**Given passage:**
At the time of trial it was stipulated that Husband would receive $7,750.00 per month from the two policies, and this amount would increase to $8,000.00 per month beginning in October of 1998. The parties also stipulated that all marital property should be divided equally between the parties. The trial court found that all the benefits paid by the two insurance policies to Husband, both before and after the divorce, constitute marital property subject to division. The court ordered that beginning with the payments due in March, 1998, Wife is entitled to fifty percent of the monthly payments. The decree was later amended to provide that in the event the trial court's holding concerning the disability income policies is reversed on appeal, Wife is awarded $2,500.00 per month as alimony.
The sole issue for review is whether the trial court erred in holding that the benefits of the disability income insurance policies are marital property subject to distribution.
The parties have not cited, nor has our research revealed, any Tennessee case directly on point. Other jurisdictions have dealt with the question with differing results. We will briefly examine some of these cases.
In Gnerlich v. Gnerlich, 538 N.E.2d 285 (Ind. App. 1989), the issue was whether benefits of disability insurance are marital property subject to division under the Indiana Code. The disability insurance was purchased by monthly contribution for a disability retirement plan offered by the husband's employer. The court held that, under the statutory definition of property, the term property means all of the assets, including the right to receive pension or retirement benefits. Thus, disability benefits are marital property subject to division. The court agreed with the holding of an Illinois court "that a disability is so substantially similar in nature to an ordinary retirement pension to be appropriately characterized as marital property subject to division." Id. at 288.

**Provided information:**

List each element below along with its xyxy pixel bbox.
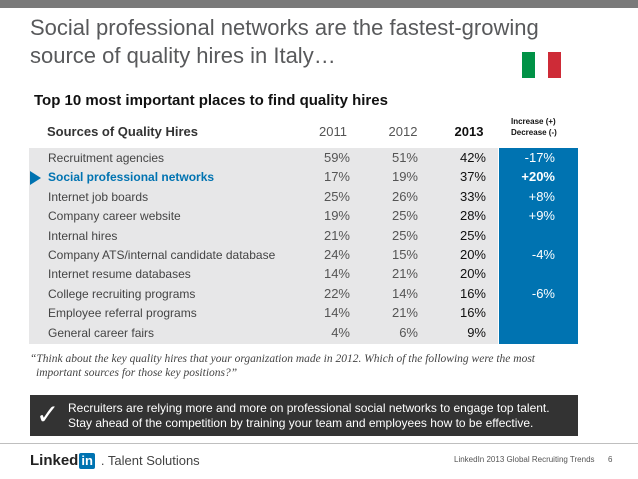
table-header: Sources of Quality Hires 2011 2012 2013 bbox=[0, 122, 638, 146]
cell-2012: 19% bbox=[391, 169, 418, 185]
cell-2011: 24% bbox=[323, 247, 350, 262]
cell-2011: 14% bbox=[323, 305, 350, 321]
top-bar bbox=[0, 0, 638, 8]
cell-source: General career fairs bbox=[48, 325, 155, 340]
linkedin-logo: Linked in . Talent Solutions bbox=[30, 452, 200, 469]
header-sources: Sources of Quality Hires bbox=[47, 124, 198, 139]
cell-source: Company career website bbox=[48, 209, 181, 224]
cell-2013: 42% bbox=[459, 150, 486, 165]
cell-2013: 33% bbox=[459, 188, 486, 204]
title-line-1: Social professional networks are the fas… bbox=[30, 15, 539, 40]
cell-2012: 26% bbox=[391, 188, 418, 204]
cell-change: +8% bbox=[528, 188, 555, 204]
table-row: General career fairs 4% 6% 9% bbox=[0, 323, 638, 342]
header-2011: 2011 bbox=[319, 124, 347, 139]
cell-2011: 59% bbox=[323, 150, 350, 165]
flag-stripe-white bbox=[535, 52, 548, 78]
cell-source: Internet job boards bbox=[48, 189, 149, 204]
cell-2011: 21% bbox=[323, 227, 350, 243]
logo-talent-solutions: . Talent Solutions bbox=[100, 453, 200, 468]
cell-2012: 15% bbox=[391, 247, 418, 262]
survey-question: “Think about the key quality hires that … bbox=[30, 352, 590, 380]
survey-question-line-1: “Think about the key quality hires that … bbox=[30, 353, 535, 365]
cell-2011: 22% bbox=[323, 285, 350, 301]
cell-2013: 37% bbox=[459, 169, 486, 185]
cell-2012: 25% bbox=[391, 227, 418, 243]
cell-source: Recruitment agencies bbox=[48, 151, 165, 165]
cell-2013: 9% bbox=[467, 324, 486, 340]
cell-change: -17% bbox=[524, 150, 555, 165]
logo-linked-text: Linked bbox=[30, 452, 79, 469]
cell-2013: 20% bbox=[459, 266, 486, 282]
cell-2011: 19% bbox=[323, 208, 350, 224]
table-row: Employee referral programs 14% 21% 16% bbox=[0, 303, 638, 322]
cell-2012: 25% bbox=[391, 208, 418, 224]
footer-source: LinkedIn 2013 Global Recruiting Trends bbox=[454, 455, 595, 464]
page-title: Social professional networks are the fas… bbox=[30, 14, 550, 70]
callout-line-1: Recruiters are relying more and more on … bbox=[68, 401, 550, 415]
table-row: Company ATS/internal candidate database 2… bbox=[0, 245, 638, 264]
callout-text: Recruiters are relying more and more on … bbox=[68, 401, 550, 431]
flag-stripe-green bbox=[522, 52, 535, 78]
cell-source: Internal hires bbox=[48, 228, 118, 243]
table-row: Internal hires 21% 25% 25% bbox=[0, 226, 638, 245]
cell-source: Employee referral programs bbox=[48, 306, 197, 321]
header-2012: 2012 bbox=[388, 124, 418, 139]
cell-change: +20% bbox=[521, 169, 555, 185]
callout-box: ✓ Recruiters are relying more and more o… bbox=[30, 395, 578, 436]
footer-divider bbox=[0, 443, 638, 444]
table-row: Internet resume databases 14% 21% 20% bbox=[0, 264, 638, 283]
cell-2011: 17% bbox=[323, 169, 350, 185]
cell-2011: 25% bbox=[323, 188, 350, 204]
flag-stripe-red bbox=[548, 52, 561, 78]
cell-2012: 6% bbox=[399, 324, 418, 340]
cell-2013: 16% bbox=[459, 305, 486, 321]
table-background bbox=[29, 148, 498, 344]
cell-2012: 21% bbox=[391, 305, 418, 321]
cell-source: Company ATS/internal candidate database bbox=[48, 248, 276, 262]
italy-flag-icon bbox=[522, 52, 561, 78]
cell-change: -6% bbox=[531, 285, 555, 301]
cell-source: Internet resume databases bbox=[48, 267, 191, 282]
logo-in-badge: in bbox=[79, 452, 95, 469]
cell-2011: 14% bbox=[323, 266, 350, 282]
survey-question-line-2: important sources for those key position… bbox=[36, 367, 238, 379]
table-row: College recruiting programs 22% 14% 16% -6% bbox=[0, 284, 638, 303]
cell-2013: 28% bbox=[459, 208, 486, 224]
header-change-decrease: Decrease (-) bbox=[511, 128, 557, 137]
cell-2012: 51% bbox=[391, 150, 418, 165]
highlight-arrow-icon bbox=[30, 171, 41, 186]
cell-change: +9% bbox=[528, 208, 555, 224]
table-row: Social professional networks 17% 19% 37% +20… bbox=[0, 167, 638, 186]
cell-2013: 16% bbox=[459, 285, 486, 301]
cell-source: College recruiting programs bbox=[48, 286, 196, 301]
chart-subtitle: Top 10 most important places to find qua… bbox=[34, 92, 388, 109]
cell-2013: 20% bbox=[459, 247, 486, 262]
table-row: Internet job boards 25% 26% 33% +8% bbox=[0, 187, 638, 206]
cell-source: Social professional networks bbox=[48, 170, 215, 185]
cell-2012: 14% bbox=[391, 285, 418, 301]
change-column-background bbox=[499, 148, 578, 344]
cell-2013: 25% bbox=[459, 227, 486, 243]
header-2013: 2013 bbox=[454, 124, 484, 139]
title-line-2: source of quality hires in Italy… bbox=[30, 43, 336, 68]
callout-line-2: Stay ahead of the competition by trainin… bbox=[68, 416, 534, 430]
cell-change: -4% bbox=[531, 247, 555, 262]
cell-2011: 4% bbox=[331, 324, 350, 340]
table-row: Company career website 19% 25% 28% +9% bbox=[0, 206, 638, 225]
table-row: Recruitment agencies 59% 51% 42% -17% bbox=[0, 148, 638, 167]
header-change-increase: Increase (+) bbox=[511, 117, 556, 126]
checkmark-icon: ✓ bbox=[36, 399, 60, 430]
cell-2012: 21% bbox=[391, 266, 418, 282]
header-change: Increase (+) Decrease (-) bbox=[511, 116, 557, 138]
page-number: 6 bbox=[608, 455, 613, 464]
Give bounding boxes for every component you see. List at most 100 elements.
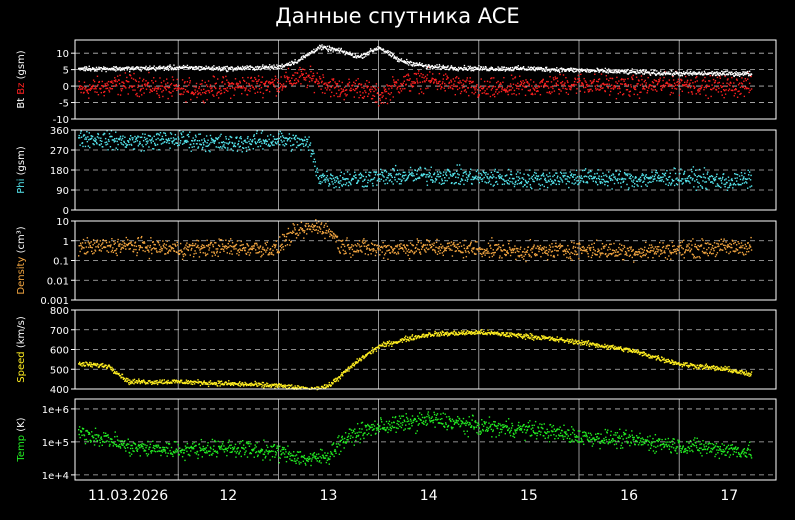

**Directives:**
(1) Please copy verbatim the part of the records that opens with the line containing "table-header: Sources of" and closes with the line containing "352, 590, 380]".
(2) Carry on the court opinion on whether disability insurance benefits count as marital property in a divorce, picking up after its final sentence.

**Task-by-task answers:**
(1)
table-header: Sources of Quality Hires 2011 2012 2013 bbox=[0, 122, 638, 146]
cell-2012: 19% bbox=[391, 169, 418, 185]
cell-2011: 24% bbox=[323, 247, 350, 262]
cell-2011: 14% bbox=[323, 305, 350, 321]
top-bar bbox=[0, 0, 638, 8]
cell-source: General career fairs bbox=[48, 325, 155, 340]
linkedin-logo: Linked in . Talent Solutions bbox=[30, 452, 200, 469]
header-sources: Sources of Quality Hires bbox=[47, 124, 198, 139]
cell-source: Company career website bbox=[48, 209, 181, 224]
cell-2013: 42% bbox=[459, 150, 486, 165]
cell-2013: 33% bbox=[459, 188, 486, 204]
title-line-1: Social professional networks are the fas… bbox=[30, 15, 539, 40]
cell-2012: 26% bbox=[391, 188, 418, 204]
cell-change: +8% bbox=[528, 188, 555, 204]
table-row: General career fairs 4% 6% 9% bbox=[0, 323, 638, 342]
header-2011: 2011 bbox=[319, 124, 347, 139]
cell-2011: 59% bbox=[323, 150, 350, 165]
flag-stripe-white bbox=[535, 52, 548, 78]
cell-source: Internet job boards bbox=[48, 189, 149, 204]
cell-2011: 21% bbox=[323, 227, 350, 243]
logo-talent-solutions: . Talent Solutions bbox=[100, 453, 200, 468]
cell-2012: 15% bbox=[391, 247, 418, 262]
survey-question: “Think about the key quality hires that … bbox=[30, 352, 590, 380]

(2)
In In Re Marriage of Simon, 856 P.2d 47 (Col. App. 1993) the court held that the husband's proceeds from a private disability insurance policy acquired with marital funds during the marriage was not excluded from the statutory definition of marital property and is subject to division.
In In Re Marriage of Michael A. Brewer, 949 P.2d 404 (Wash. App. 1998)., the wife appealed the dissolution decree which held that post-dissolution disability payments received by the husband was his separate property. The husband started receiving disability payments from a private insurance policy during the marriage. Washington is a community property state, and the premiums for the insurance policies were paid with community property. The court relied upon the holdings of two previous cases that held that if the premiums are paid with community funds, the insurance proceeds are community property. The court followed this precedent, although noting that the cases made no distinction between a disability policy and a life insurance policy, and that there should be a reexamination of these holdings. The basis of the court's ruling is that the premiums were paid with community property; therefore, the insurance proceeds are community property.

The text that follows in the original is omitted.